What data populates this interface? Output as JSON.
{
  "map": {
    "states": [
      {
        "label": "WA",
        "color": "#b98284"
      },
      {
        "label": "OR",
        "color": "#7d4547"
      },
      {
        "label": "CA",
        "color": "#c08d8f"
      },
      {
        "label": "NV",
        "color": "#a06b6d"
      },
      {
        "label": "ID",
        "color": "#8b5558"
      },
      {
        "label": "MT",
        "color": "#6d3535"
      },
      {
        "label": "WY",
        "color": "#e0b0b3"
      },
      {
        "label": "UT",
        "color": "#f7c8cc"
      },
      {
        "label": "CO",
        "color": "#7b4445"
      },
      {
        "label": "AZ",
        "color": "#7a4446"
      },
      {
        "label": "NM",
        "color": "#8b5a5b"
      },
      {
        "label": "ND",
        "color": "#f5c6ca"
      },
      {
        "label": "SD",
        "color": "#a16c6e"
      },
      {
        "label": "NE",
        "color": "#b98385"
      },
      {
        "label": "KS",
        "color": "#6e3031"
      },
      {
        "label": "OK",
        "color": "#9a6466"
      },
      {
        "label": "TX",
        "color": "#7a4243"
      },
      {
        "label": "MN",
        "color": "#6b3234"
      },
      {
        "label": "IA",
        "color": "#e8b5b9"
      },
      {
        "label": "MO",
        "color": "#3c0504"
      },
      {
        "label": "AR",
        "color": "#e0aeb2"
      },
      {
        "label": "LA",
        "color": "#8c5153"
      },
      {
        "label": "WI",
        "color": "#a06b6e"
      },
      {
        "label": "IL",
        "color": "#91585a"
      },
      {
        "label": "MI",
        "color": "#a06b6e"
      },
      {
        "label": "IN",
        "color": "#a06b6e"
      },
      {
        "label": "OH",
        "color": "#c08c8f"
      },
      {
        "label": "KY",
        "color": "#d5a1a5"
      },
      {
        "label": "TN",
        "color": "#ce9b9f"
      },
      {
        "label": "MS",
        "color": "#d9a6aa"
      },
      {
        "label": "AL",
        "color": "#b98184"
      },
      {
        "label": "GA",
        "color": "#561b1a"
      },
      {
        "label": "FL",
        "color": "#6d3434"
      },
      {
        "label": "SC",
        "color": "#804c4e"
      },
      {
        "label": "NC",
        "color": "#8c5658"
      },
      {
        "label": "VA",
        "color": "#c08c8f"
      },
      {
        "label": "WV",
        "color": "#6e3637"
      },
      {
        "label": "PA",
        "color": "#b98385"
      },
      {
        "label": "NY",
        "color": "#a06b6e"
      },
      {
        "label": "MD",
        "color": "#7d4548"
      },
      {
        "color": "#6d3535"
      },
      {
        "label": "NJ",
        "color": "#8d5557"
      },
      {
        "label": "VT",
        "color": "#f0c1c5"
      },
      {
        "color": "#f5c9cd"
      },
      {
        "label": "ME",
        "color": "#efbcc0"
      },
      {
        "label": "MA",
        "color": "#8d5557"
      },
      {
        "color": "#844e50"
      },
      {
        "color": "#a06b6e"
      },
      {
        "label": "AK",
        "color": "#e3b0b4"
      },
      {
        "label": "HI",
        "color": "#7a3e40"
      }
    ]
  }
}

-------

**WHAT IS BEING ASKED**
Repeat the records above exactly.

**RESPONSE TO THIS TASK**
What data populates this interface? Output as JSON.
{
  "map": {
    "states": [
      {
        "label": "WA",
        "color": "#b98284"
      },
      {
        "label": "OR",
        "color": "#7d4547"
      },
      {
        "label": "CA",
        "color": "#c08d8f"
      },
      {
        "label": "NV",
        "color": "#a06b6d"
      },
      {
        "label": "ID",
        "color": "#8b5558"
      },
      {
        "label": "MT",
        "color": "#6d3535"
      },
      {
        "label": "WY",
        "color": "#e0b0b3"
      },
      {
        "label": "UT",
        "color": "#f7c8cc"
      },
      {
        "label": "CO",
        "color": "#7b4445"
      },
      {
        "label": "AZ",
        "color": "#7a4446"
      },
      {
        "label": "NM",
        "color": "#8b5a5b"
      },
      {
        "label": "ND",
        "color": "#f5c6ca"
      },
      {
        "label": "SD",
        "color": "#a16c6e"
      },
      {
        "label": "NE",
        "color": "#b98385"
      },
      {
        "label": "KS",
        "color": "#6e3031"
      },
      {
        "label": "OK",
        "color": "#9a6466"
      },
      {
        "label": "TX",
        "color": "#7a4243"
      },
      {
        "label": "MN",
        "color": "#6b3234"
      },
      {
        "label": "IA",
        "color": "#e8b5b9"
      },
      {
        "label": "MO",
        "color": "#3c0504"
      },
      {
        "label": "AR",
        "color": "#e0aeb2"
      },
      {
        "label": "LA",
        "color": "#8c5153"
      },
      {
        "label": "WI",
        "color": "#a06b6e"
      },
      {
        "label": "IL",
        "color": "#91585a"
      },
      {
        "label": "MI",
        "color": "#a06b6e"
      },
      {
        "label": "IN",
        "color": "#a06b6e"
      },
      {
        "label": "OH",
        "color": "#c08c8f"
      },
      {
        "label": "KY",
        "color": "#d5a1a5"
      },
      {
        "label": "TN",
        "color": "#ce9b9f"
      },
      {
        "label": "MS",
        "color": "#d9a6aa"
      },
      {
        "label": "AL",
        "color": "#b98184"
      },
      {
        "label": "GA",
        "color": "#561b1a"
      },
      {
        "label": "FL",
        "color": "#6d3434"
      },
      {
        "label": "SC",
        "color": "#804c4e"
      },
      {
        "label": "NC",
        "color": "#8c5658"
      },
      {
        "label": "VA",
        "color": "#c08c8f"
      },
      {
        "label": "WV",
        "color": "#6e3637"
      },
      {
        "label": "PA",
        "color": "#b98385"
      },
      {
        "label": "NY",
        "color": "#a06b6e"
      },
      {
        "label": "MD",
        "color": "#7d4548"
      },
      {
        "color": "#6d3535"
      },
      {
        "label": "NJ",
        "color": "#8d5557"
      },
      {
        "label": "VT",
        "color": "#f0c1c5"
      },
      {
        "color": "#f5c9cd"
      },
      {
        "label": "ME",
        "color": "#efbcc0"
      },
      {
        "label": "MA",
        "color": "#8d5557"
      },
      {
        "color": "#844e50"
      },
      {
        "color": "#a06b6e"
      },
      {
        "label": "AK",
        "color": "#e3b0b4"
      },
      {
        "label": "HI",
        "color": "#7a3e40"
      }
    ]
  }
}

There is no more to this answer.